-- ESTRATTO FORNITO --
.....

Il sindaco di Miami si candida, sfida a Trump e DeSantis
Mentre colui che finora era considerato il candidato di punta Donald Trump rischia di restare schiacciato da beghe legali presenti e future, come una terza incriminazione in Georgia, il fronte dei repubblicani per le elezioni del 2024 si allarga ancora.
L'ultimo a scendere in campo per il Grand old party è il sindaco di Miami, il cubano-americano Francis Suarez, il primo ispanico a candidarsi alle primarie di entrambi gli schieramenti.
Coetaneo del governatore della Florida, Ron DeSantis, il sindaco è figlio d'arte. Il padre immigrato Xavier, che Francis esalta come «l'incarnazione del sogno americano», è stato sindaco di Miami per due volte, negli anni 80 e 90. Suarez junior è stato eletto per la prima volta nel 2017 con un plebiscito, l'86% dei voti, e la seconda nel 2021 con il 79%.
Sposato con Gloria, organizzatrice di eventi e imprenditrice, due figli, il sindaco si presenta come un repubblicano vecchio stile, alla Ronald Reagan. Ha attaccato DeSantis, con il quale non si parla da mesi, per la sua battaglia contro Disney accusandolo di aver bruciato migliaia di posti di lavoro per «una vendetta personale» e preso le distanze sulle carte classificate da Trump, per il quale ha detto di non aver votato nel 2020: «Non doveva farlo, io le avrei restituite».
Appassionato di tecnologia e criptovalute, ha il sogno di portare la Silicon Valley a Miami e, durante la pandemia di Covid, è diventato il beniamino di tanti addetti del settore che si sono trasferiti nella sua città. I critici lo accusano di essere più interessato a tenere conferenze in giro per gli Stati Uniti che ai gravi problemi che affliggono Miami come i prezzi delle case alle stelle.
Qualche giorno fa Suarez ha rivendicato come un grande successo per la città l'arrivo del super campione argentino Lionel Messi. «Ci ha scelti perché qui c'è il miglior stile di vita al mondo», ha commentato. Sulla sua strada alla Casa Bianca, oltre alla decina di rivali interni, ci sono comunque diversi ostacoli.

.....

-- ATTIVITÀ DA SVOLGERE --
• 1. Nell'articolo sul sindaco di Miami, per quale motivo Suarez ha attaccato DeSantis? Rispondi con una, due o tre frasi.
• 2. Stabilisci se le affermazioni (a), (b) e (c) concordano con l'articolo sul sindaco di Miami. Per ciascuna rispondi sì o no e cita testualmente le parole decisive.
(a) Suarez è stato eletto sindaco per la prima volta nel 2017 con l'86% dei voti.
(b) Suarez ha votato per Trump nel 2020.
(c) Il padre Xavier è stato sindaco di Miami per tre volte.
• 3. Prosegui l'articolo sul sindaco di Miami a partire dall'ultima frase riportata.
Le voci riportate di seguito sono materiale separato dall'estratto.

.....

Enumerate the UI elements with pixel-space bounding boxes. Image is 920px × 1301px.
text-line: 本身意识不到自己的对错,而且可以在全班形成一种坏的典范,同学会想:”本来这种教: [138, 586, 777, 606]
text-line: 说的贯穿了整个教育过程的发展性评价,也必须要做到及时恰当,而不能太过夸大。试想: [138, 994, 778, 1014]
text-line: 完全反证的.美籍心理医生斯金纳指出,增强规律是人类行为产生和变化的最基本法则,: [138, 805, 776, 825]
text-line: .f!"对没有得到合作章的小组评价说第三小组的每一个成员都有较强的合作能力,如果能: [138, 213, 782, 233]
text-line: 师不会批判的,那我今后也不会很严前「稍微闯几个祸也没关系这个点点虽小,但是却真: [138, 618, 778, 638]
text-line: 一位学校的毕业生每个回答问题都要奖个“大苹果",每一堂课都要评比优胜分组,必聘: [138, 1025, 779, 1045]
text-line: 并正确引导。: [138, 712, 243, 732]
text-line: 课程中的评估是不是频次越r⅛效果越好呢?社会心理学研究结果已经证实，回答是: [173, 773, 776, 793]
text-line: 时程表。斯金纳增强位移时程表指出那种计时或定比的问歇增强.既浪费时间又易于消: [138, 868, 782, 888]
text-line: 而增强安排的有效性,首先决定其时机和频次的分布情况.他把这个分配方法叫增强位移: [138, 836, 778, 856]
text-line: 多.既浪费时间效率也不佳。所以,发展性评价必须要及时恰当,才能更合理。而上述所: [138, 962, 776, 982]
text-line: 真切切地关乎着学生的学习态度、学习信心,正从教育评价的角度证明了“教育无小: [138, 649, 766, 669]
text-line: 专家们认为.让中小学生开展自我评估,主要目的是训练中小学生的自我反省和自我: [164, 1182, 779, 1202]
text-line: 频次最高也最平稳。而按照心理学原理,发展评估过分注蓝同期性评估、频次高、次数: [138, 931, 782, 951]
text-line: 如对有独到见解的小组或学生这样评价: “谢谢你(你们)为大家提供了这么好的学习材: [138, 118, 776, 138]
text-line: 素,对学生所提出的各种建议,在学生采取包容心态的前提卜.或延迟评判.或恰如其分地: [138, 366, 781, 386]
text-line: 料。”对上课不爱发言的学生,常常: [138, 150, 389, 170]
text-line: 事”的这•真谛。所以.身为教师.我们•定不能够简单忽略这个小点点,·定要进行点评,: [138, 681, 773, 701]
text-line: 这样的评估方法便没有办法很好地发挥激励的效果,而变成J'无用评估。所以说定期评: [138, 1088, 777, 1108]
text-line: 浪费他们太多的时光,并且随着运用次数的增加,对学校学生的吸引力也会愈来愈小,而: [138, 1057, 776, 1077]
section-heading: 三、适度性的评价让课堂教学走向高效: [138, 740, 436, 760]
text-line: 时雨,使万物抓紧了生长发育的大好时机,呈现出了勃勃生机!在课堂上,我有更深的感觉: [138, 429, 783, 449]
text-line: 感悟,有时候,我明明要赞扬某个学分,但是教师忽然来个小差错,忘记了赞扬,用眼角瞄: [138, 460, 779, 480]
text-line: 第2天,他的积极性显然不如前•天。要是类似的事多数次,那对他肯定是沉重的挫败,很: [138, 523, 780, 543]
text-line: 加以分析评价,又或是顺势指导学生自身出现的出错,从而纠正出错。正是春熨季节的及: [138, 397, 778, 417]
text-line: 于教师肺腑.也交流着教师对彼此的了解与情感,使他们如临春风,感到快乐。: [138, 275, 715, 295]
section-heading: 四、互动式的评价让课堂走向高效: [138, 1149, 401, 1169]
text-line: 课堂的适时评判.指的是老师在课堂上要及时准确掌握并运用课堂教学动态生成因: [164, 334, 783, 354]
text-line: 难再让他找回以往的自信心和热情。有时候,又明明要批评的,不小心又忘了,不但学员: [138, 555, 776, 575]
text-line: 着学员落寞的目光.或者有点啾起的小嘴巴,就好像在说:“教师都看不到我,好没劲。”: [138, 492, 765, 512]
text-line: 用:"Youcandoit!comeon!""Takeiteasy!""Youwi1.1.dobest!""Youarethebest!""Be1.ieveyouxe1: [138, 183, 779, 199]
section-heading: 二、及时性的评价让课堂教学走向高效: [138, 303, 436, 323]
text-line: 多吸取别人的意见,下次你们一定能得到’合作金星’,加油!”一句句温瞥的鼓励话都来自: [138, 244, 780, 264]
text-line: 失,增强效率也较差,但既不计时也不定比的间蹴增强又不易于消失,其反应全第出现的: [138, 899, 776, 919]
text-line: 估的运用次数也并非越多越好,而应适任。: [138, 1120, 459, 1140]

.....

-- RISPOSTE FORNITE --
• 1. Suarez ha attaccato DeSantis per la sua battaglia contro Disney. Lo accusa di aver bruciato migliaia di posti di lavoro per «una vendetta personale».

• 2.
(a) Sì: «eletto per la prima volta nel 2017 con un plebiscito, l'86% dei voti».
(b) No: «per il quale ha detto di non aver votato nel 2020».
(c) No: «è stato sindaco di Miami per due volte».

• 3.
Innanzitutto il fatto che fuori dalla città della Florida non è molto conosciuto. Quindi un'inchiesta aperta dall'Fbi in primavera su pagamenti per centinaia di migliaia di dollari, fino a 170.000, ricevuti da una compagnia immobiliare che gestisce proprietà di lusso per una consulenza che avrebbe fornito alla società scorciatoie su burocrazia e permessi.
Chi non sembra essere troppo scosso da indagini e guai legali è Trump, almeno all'apparenza. Alcune fonti hanno rivelato al Washington Post, che lo scorso autunno era stato proposto all'ex presidente di provare a patteggiare con il dipartimento di Giustizia per evitare di essere incriminato nell'inchiesta sulle carte segrete portate a Mar-a-Lago, ma non volle sentire ragioni.
Nei prossimi due mesi, gli avvocati del tycoon si aspettano anche l'incriminazione per il tentativo di sovvertire il risultato del voto in Georgia. La terza da aprile, e forse la più grave perché la negazione della vittoria di Joe Biden e le azioni conseguenti hanno innescato la rivolta di Capitol Hill. Non il miglior biglietto da visita per una nuova corsa elettorale.